__DO THIS__:
Write out the records that appear below, verbatim and complete, but without pictures.

· · ·

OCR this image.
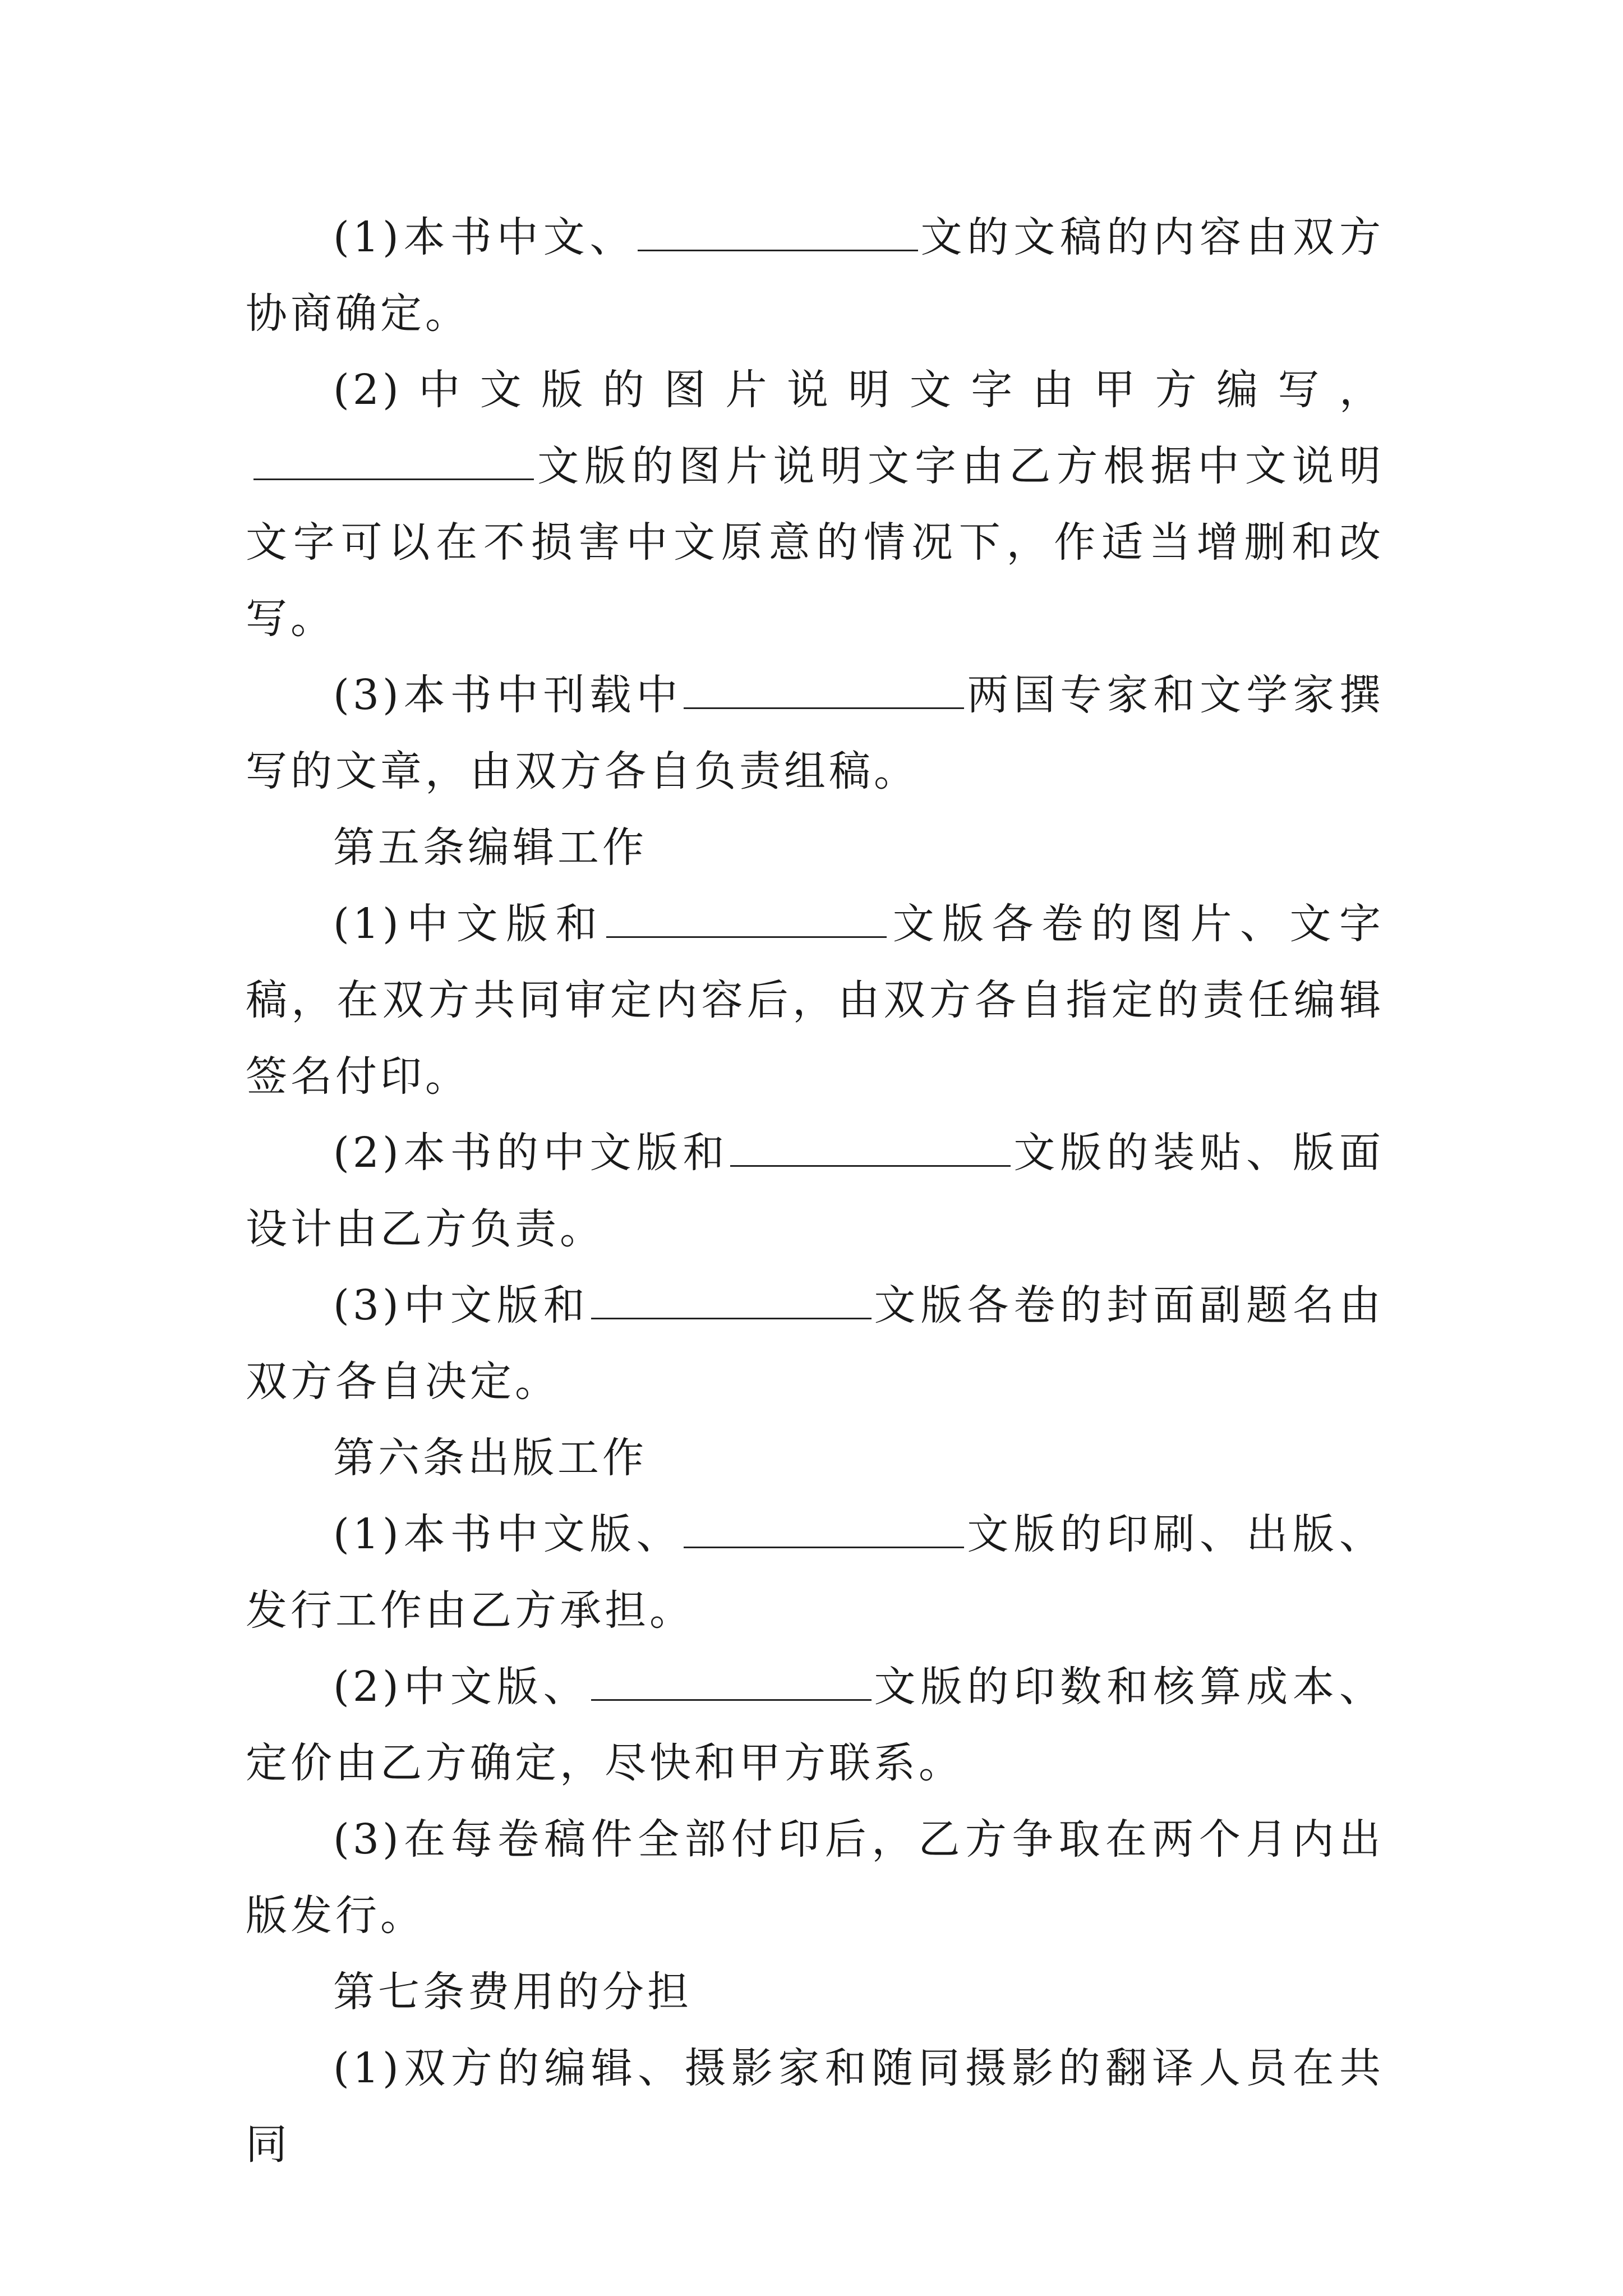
(1)本书中文、	文的文稿的内容由双方协商确定。

(2)中文版的图片说明文字由甲方编写，文版的图片说明文字由乙方根据中文说明文字可以在不损害中文原意的情况下，作适当增删和改写。

(3)本书中刊载中	两国专家和文学家撰写的文章，由双方各自负责组稿。

第五条编辑工作

(1)中文版和	文版各卷的图片、文字稿，在双方共同审定内容后，由双方各自指定的责任编辑签名付印。

(2)本书的中文版和	文版的装贴、版面设计由乙方负责。

(3)中文版和	文版各卷的封面副题名由双方各自决定。

第六条出版工作

(1)本书中文版、	文版的印刷、出版、发行工作由乙方承担。

(2)中文版、	文版的印数和核算成本、定价由乙方确定，尽快和甲方联系。

(3)在每卷稿件全部付印后，乙方争取在两个月内出版发行。

第七条费用的分担

(1)双方的编辑、摄影家和随同摄影的翻译人员在共同
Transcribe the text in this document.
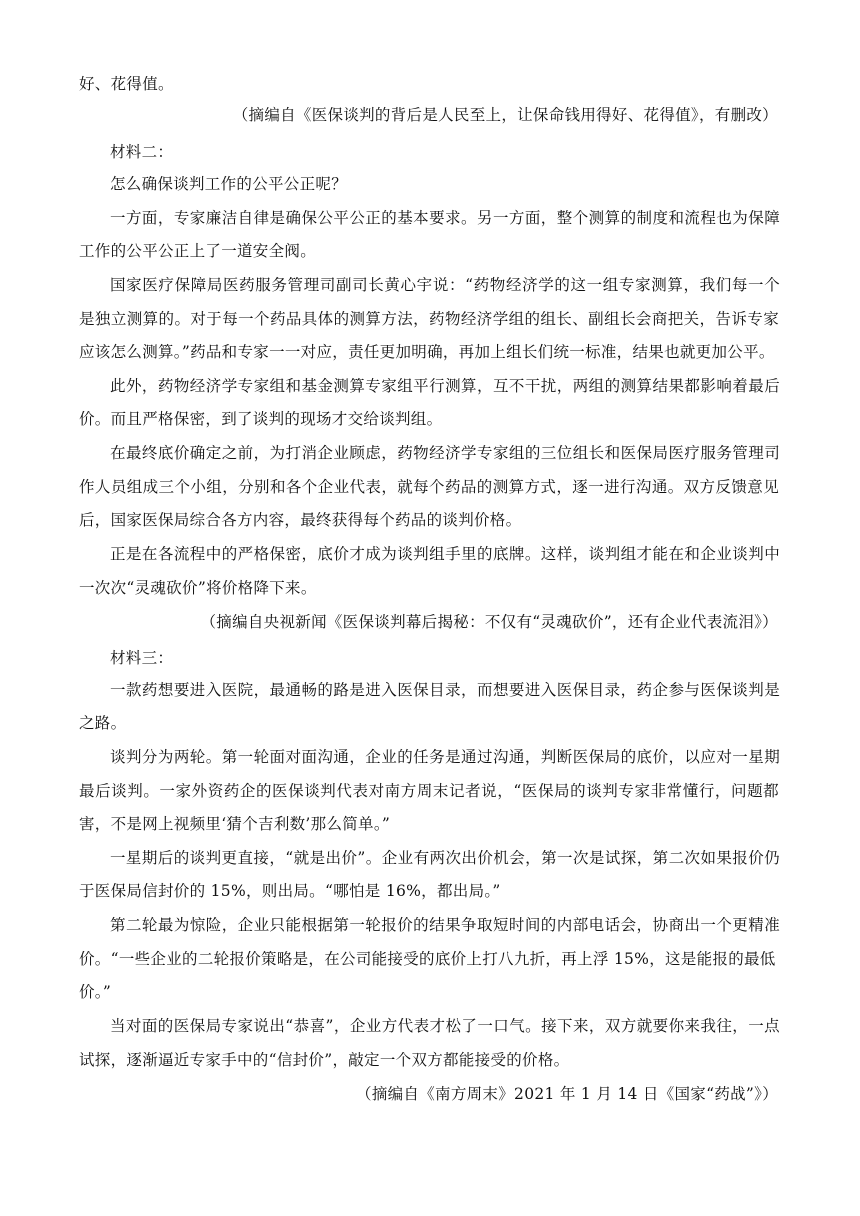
好、花得值。
（摘编自《医保谈判的背后是人民至上，让保命钱用得好、花得值》，有删改）
材料二：
怎么确保谈判工作的公平公正呢？
一方面，专家廉洁自律是确保公平公正的基本要求。另一方面，整个测算的制度和流程也为保障
工作的公平公正上了一道安全阀。
国家医疗保障局医药服务管理司副司长黄心宇说：“药物经济学的这一组专家测算，我们每一个
是独立测算的。对于每一个药品具体的测算方法，药物经济学组的组长、副组长会商把关，告诉专家
应该怎么测算。”药品和专家一一对应，责任更加明确，再加上组长们统一标准，结果也就更加公平。
此外，药物经济学专家组和基金测算专家组平行测算，互不干扰，两组的测算结果都影响着最后
价。而且严格保密，到了谈判的现场才交给谈判组。
在最终底价确定之前，为打消企业顾虑，药物经济学专家组的三位组长和医保局医疗服务管理司
作人员组成三个小组，分别和各个企业代表，就每个药品的测算方式，逐一进行沟通。双方反馈意见
后，国家医保局综合各方内容，最终获得每个药品的谈判价格。
正是在各流程中的严格保密，底价才成为谈判组手里的底牌。这样，谈判组才能在和企业谈判中
一次次“灵魂砍价”将价格降下来。
（摘编自央视新闻《医保谈判幕后揭秘：不仅有“灵魂砍价”，还有企业代表流泪》）
材料三：
一款药想要进入医院，最通畅的路是进入医保目录，而想要进入医保目录，药企参与医保谈判是
之路。
谈判分为两轮。第一轮面对面沟通，企业的任务是通过沟通，判断医保局的底价，以应对一星期
最后谈判。一家外资药企的医保谈判代表对南方周末记者说，“医保局的谈判专家非常懂行，问题都
害，不是网上视频里‘猜个吉利数’那么简单。”
一星期后的谈判更直接，“就是出价”。企业有两次出价机会，第一次是试探，第二次如果报价仍
于医保局信封价的 15%，则出局。“哪怕是 16%，都出局。”
第二轮最为惊险，企业只能根据第一轮报价的结果争取短时间的内部电话会，协商出一个更精准
价。“一些企业的二轮报价策略是，在公司能接受的底价上打八九折，再上浮 15%，这是能报的最低
价。”
当对面的医保局专家说出“恭喜”，企业方代表才松了一口气。接下来，双方就要你来我往，一点
试探，逐渐逼近专家手中的“信封价”，敲定一个双方都能接受的价格。
（摘编自《南方周末》2021 年 1 月 14 日《国家“药战”》）
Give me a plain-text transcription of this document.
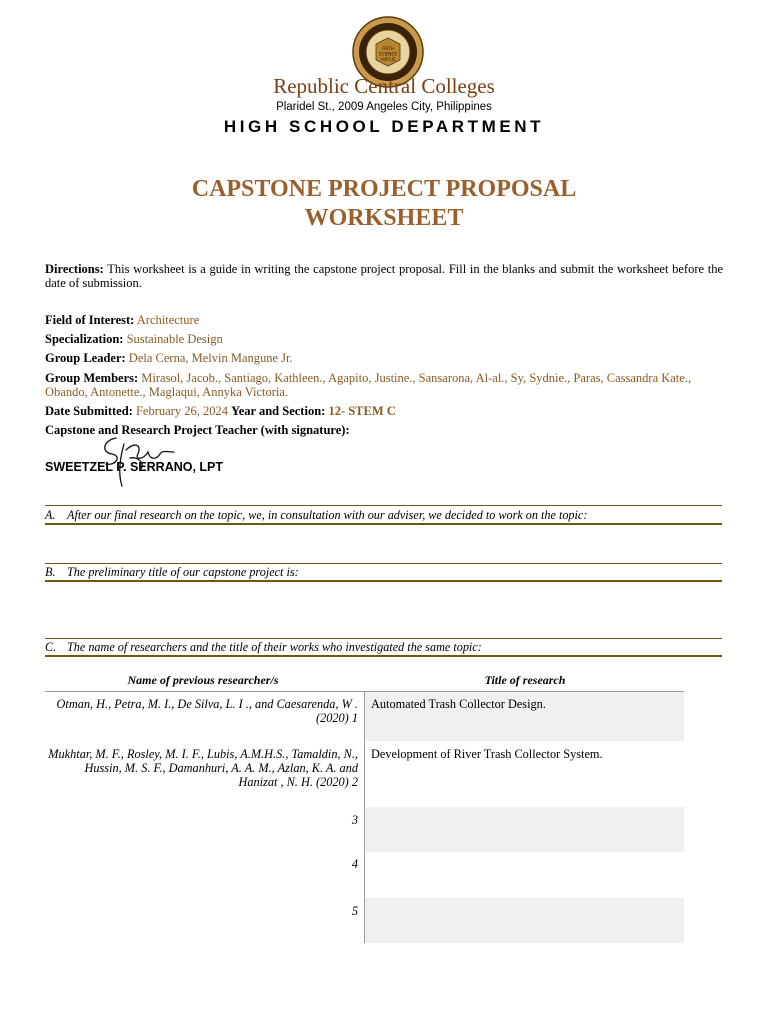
FAITH
SCIENCE
VIRTUE
Republic Central Colleges
Plaridel St., 2009 Angeles City, Philippines
HIGH SCHOOL DEPARTMENT
CAPSTONE PROJECT PROPOSAL
WORKSHEET
Directions: This worksheet is a guide in writing the capstone project proposal. Fill in the blanks and submit the worksheet before the date of submission.
Field of Interest: Architecture
Specialization: Sustainable Design
Group Leader: Dela Cerna, Melvin Mangune Jr.
Group Members: Mirasol, Jacob., Santiago, Kathleen., Agapito, Justine., Sansarona, Al-al., Sy, Sydnie., Paras, Cassandra Kate., Obando, Antonette., Maglaqui, Annyka Victoria.
Date Submitted: February 26, 2024 Year and Section: 12- STEM C
Capstone and Research Project Teacher (with signature):
SWEETZEL P. SERRANO, LPT
A. After our final research on the topic, we, in consultation with our adviser, we decided to work on the topic:
B. The preliminary title of our capstone project is:
C. The name of researchers and the title of their works who investigated the same topic:
Name of previous researcher/s	Title of research
Otman, H., Petra, M. I., De Silva, L. I ., and Caesarenda, W . (2020) 1
Automated Trash Collector Design.
Mukhtar, M. F., Rosley, M. I. F., Lubis, A.M.H.S., Tamaldin, N., Hussin, M. S. F., Damanhuri, A. A. M., Azlan, K. A. and Hanizat , N. H. (2020) 2
Development of River Trash Collector System.
3
4
5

· · ·

__OUTPUT__:
OCR this image.
(1)本书中文、	文的文稿的内容由双方协商确定。

(2)中文版的图片说明文字由甲方编写，文版的图片说明文字由乙方根据中文说明文字可以在不损害中文原意的情况下，作适当增删和改写。

(3)本书中刊载中	两国专家和文学家撰写的文章，由双方各自负责组稿。

第五条编辑工作

(1)中文版和	文版各卷的图片、文字稿，在双方共同审定内容后，由双方各自指定的责任编辑签名付印。

(2)本书的中文版和	文版的装贴、版面设计由乙方负责。

(3)中文版和	文版各卷的封面副题名由双方各自决定。

第六条出版工作

(1)本书中文版、	文版的印刷、出版、发行工作由乙方承担。

(2)中文版、	文版的印数和核算成本、定价由乙方确定，尽快和甲方联系。

(3)在每卷稿件全部付印后，乙方争取在两个月内出版发行。

第七条费用的分担

(1)双方的编辑、摄影家和随同摄影的翻译人员在共同
Transcribe the text in this document.
好、花得值。
（摘编自《医保谈判的背后是人民至上，让保命钱用得好、花得值》，有删改）
材料二：
怎么确保谈判工作的公平公正呢？
一方面，专家廉洁自律是确保公平公正的基本要求。另一方面，整个测算的制度和流程也为保障
工作的公平公正上了一道安全阀。
国家医疗保障局医药服务管理司副司长黄心宇说：“药物经济学的这一组专家测算，我们每一个
是独立测算的。对于每一个药品具体的测算方法，药物经济学组的组长、副组长会商把关，告诉专家
应该怎么测算。”药品和专家一一对应，责任更加明确，再加上组长们统一标准，结果也就更加公平。
此外，药物经济学专家组和基金测算专家组平行测算，互不干扰，两组的测算结果都影响着最后
价。而且严格保密，到了谈判的现场才交给谈判组。
在最终底价确定之前，为打消企业顾虑，药物经济学专家组的三位组长和医保局医疗服务管理司
作人员组成三个小组，分别和各个企业代表，就每个药品的测算方式，逐一进行沟通。双方反馈意见
后，国家医保局综合各方内容，最终获得每个药品的谈判价格。
正是在各流程中的严格保密，底价才成为谈判组手里的底牌。这样，谈判组才能在和企业谈判中
一次次“灵魂砍价”将价格降下来。
（摘编自央视新闻《医保谈判幕后揭秘：不仅有“灵魂砍价”，还有企业代表流泪》）
材料三：
一款药想要进入医院，最通畅的路是进入医保目录，而想要进入医保目录，药企参与医保谈判是
之路。
谈判分为两轮。第一轮面对面沟通，企业的任务是通过沟通，判断医保局的底价，以应对一星期
最后谈判。一家外资药企的医保谈判代表对南方周末记者说，“医保局的谈判专家非常懂行，问题都
害，不是网上视频里‘猜个吉利数’那么简单。”
一星期后的谈判更直接，“就是出价”。企业有两次出价机会，第一次是试探，第二次如果报价仍
于医保局信封价的 15%，则出局。“哪怕是 16%，都出局。”
第二轮最为惊险，企业只能根据第一轮报价的结果争取短时间的内部电话会，协商出一个更精准
价。“一些企业的二轮报价策略是，在公司能接受的底价上打八九折，再上浮 15%，这是能报的最低
价。”
当对面的医保局专家说出“恭喜”，企业方代表才松了一口气。接下来，双方就要你来我往，一点
试探，逐渐逼近专家手中的“信封价”，敲定一个双方都能接受的价格。
（摘编自《南方周末》2021 年 1 月 14 日《国家“药战”》）
Give me a plain-text transcription of this document.
FAITH
SCIENCE
VIRTUE
Republic Central Colleges
Plaridel St., 2009 Angeles City, Philippines
HIGH SCHOOL DEPARTMENT
CAPSTONE PROJECT PROPOSAL
WORKSHEET
Directions: This worksheet is a guide in writing the capstone project proposal. Fill in the blanks and submit the worksheet before the date of submission.
Field of Interest: Architecture
Specialization: Sustainable Design
Group Leader: Dela Cerna, Melvin Mangune Jr.
Group Members: Mirasol, Jacob., Santiago, Kathleen., Agapito, Justine., Sansarona, Al-al., Sy, Sydnie., Paras, Cassandra Kate., Obando, Antonette., Maglaqui, Annyka Victoria.
Date Submitted: February 26, 2024 Year and Section: 12- STEM C
Capstone and Research Project Teacher (with signature):
SWEETZEL P. SERRANO, LPT
A. After our final research on the topic, we, in consultation with our adviser, we decided to work on the topic:
B. The preliminary title of our capstone project is:
C. The name of researchers and the title of their works who investigated the same topic:
Name of previous researcher/s	Title of research
Otman, H., Petra, M. I., De Silva, L. I ., and Caesarenda, W . (2020) 1
Automated Trash Collector Design.
Mukhtar, M. F., Rosley, M. I. F., Lubis, A.M.H.S., Tamaldin, N., Hussin, M. S. F., Damanhuri, A. A. M., Azlan, K. A. and Hanizat , N. H. (2020) 2
Development of River Trash Collector System.
3
4
5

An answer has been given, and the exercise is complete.